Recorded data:

<<<<

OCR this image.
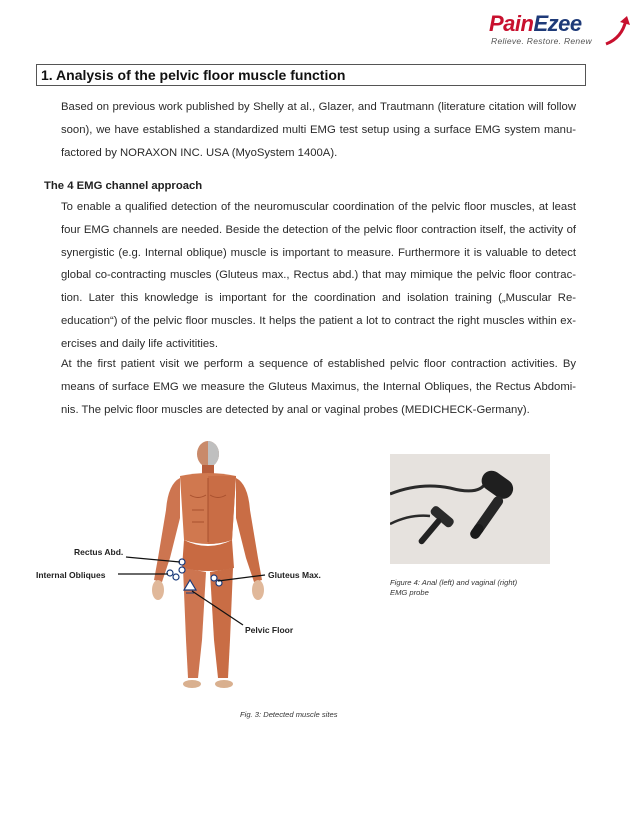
PainEzee
Relieve. Restore. Renew
1. Analysis of the pelvic floor muscle function
Based on previous work published by Shelly at al., Glazer, and Trautmann (literature citation will follow soon), we have established a standardized multi EMG test setup using a surface EMG system manu-factored by NORAXON INC. USA (MyoSystem 1400A).
The 4 EMG channel approach
To enable a qualified detection of the neuromuscular coordination of the pelvic floor muscles, at least four EMG channels are needed. Beside the detection of the pelvic floor contraction itself, the activity of synergistic (e.g. Internal oblique) muscle is important to measure. Furthermore it is valuable to detect global co-contracting muscles (Gluteus max., Rectus abd.) that may mimique the pelvic floor contrac-tion. Later this knowledge is important for the coordination and isolation training („Muscular Re-education“) of the pelvic floor muscles. It helps the patient a lot to contract the right muscles within ex-ercises and daily life activitities.
At the first patient visit we perform a sequence of established pelvic floor contraction activities. By means of surface EMG we measure the Gluteus Maximus, the Internal Obliques, the Rectus Abdomi-nis. The pelvic floor muscles are detected by anal or vaginal probes (MEDICHECK-Germany).
Rectus Abd.
Internal Obliques	Gluteus Max.
Pelvic Floor
Fig. 3: Detected muscle sites
Figure 4: Anal (left) and vaginal (right)
EMG probe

>>>>

● **Your objective**:
Only the number is needed here: how many lines of the records contain "surface"?

● **Worked solution**:
2